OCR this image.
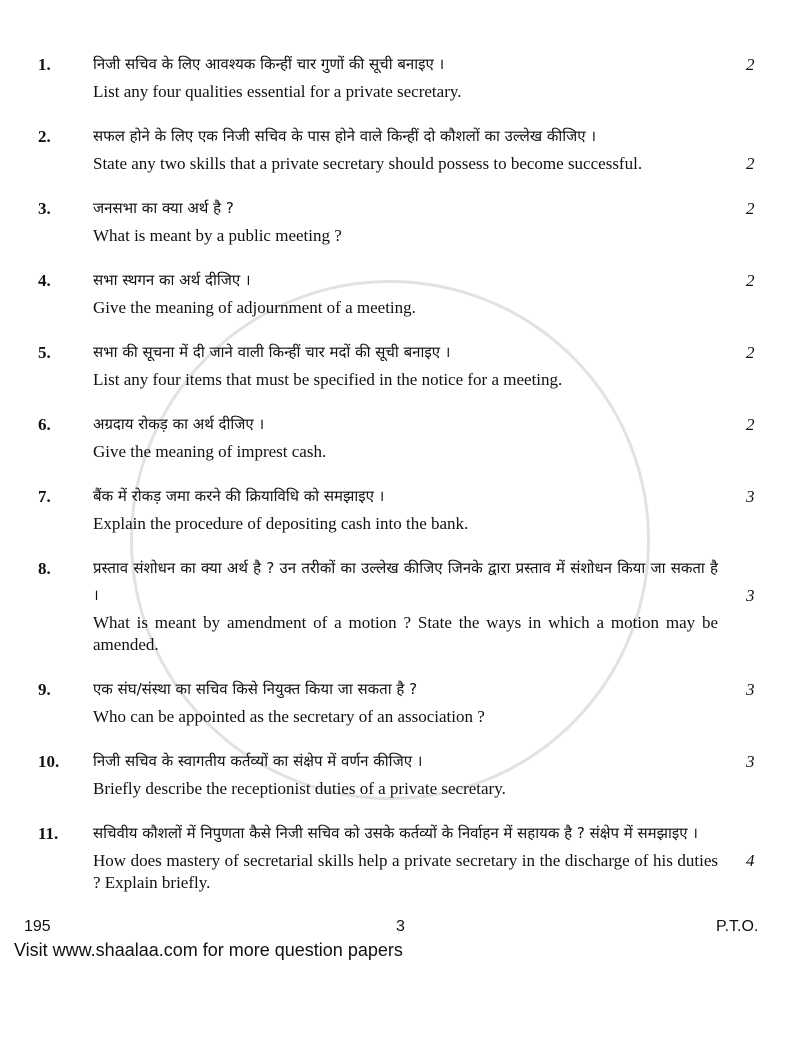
1.	निजी सचिव के लिए आवश्यक किन्हीं चार गुणों की सूची बनाइए ।
List any four qualities essential for a private secretary.
2
2.	सफल होने के लिए एक निजी सचिव के पास होने वाले किन्हीं दो कौशलों का उल्लेख कीजिए ।
State any two skills that a private secretary should possess to become successful.	2
3.	जनसभा का क्या अर्थ है ?
What is meant by a public meeting ?
2
4.	सभा स्थगन का अर्थ दीजिए ।
Give the meaning of adjournment of a meeting.
2
5.	सभा की सूचना में दी जाने वाली किन्हीं चार मदों की सूची बनाइए ।
List any four items that must be specified in the notice for a meeting.
2
6.	अग्रदाय रोकड़ का अर्थ दीजिए ।
Give the meaning of imprest cash.
2
7.	बैंक में रोकड़ जमा करने की क्रियाविधि को समझाइए ।
Explain the procedure of depositing cash into the bank.
3
8.	प्रस्ताव संशोधन का क्या अर्थ है ? उन तरीकों का उल्लेख कीजिए जिनके द्वारा प्रस्ताव में संशोधन किया जा सकता है ।
What is meant by amendment of a motion ? State the ways in which a motion may be amended.
3
9.	एक संघ/संस्था का सचिव किसे नियुक्त किया जा सकता है ?
Who can be appointed as the secretary of an association ?
3
10. निजी सचिव के स्वागतीय कर्तव्यों का संक्षेप में वर्णन कीजिए ।
Briefly describe the receptionist duties of a private secretary.
3
11. सचिवीय कौशलों में निपुणता कैसे निजी सचिव को उसके कर्तव्यों के निर्वाहन में सहायक है ? संक्षेप में समझाइए ।
How does mastery of secretarial skills help a private secretary in the discharge of his duties ? Explain briefly.
4
195	3	P.T.O.
Visit www.shaalaa.com for more question papers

• YOUR GOAL: Scan the records above for the string "private", then report every line that contains it.

• SOLUTION TO THE PROBLEM:
List any four qualities essential for a private secretary.
State any two skills that a private secretary should possess to become successful.	2
Briefly describe the receptionist duties of a private secretary.
How does mastery of secretarial skills help a private secretary in the discharge of his duties ? Explain briefly.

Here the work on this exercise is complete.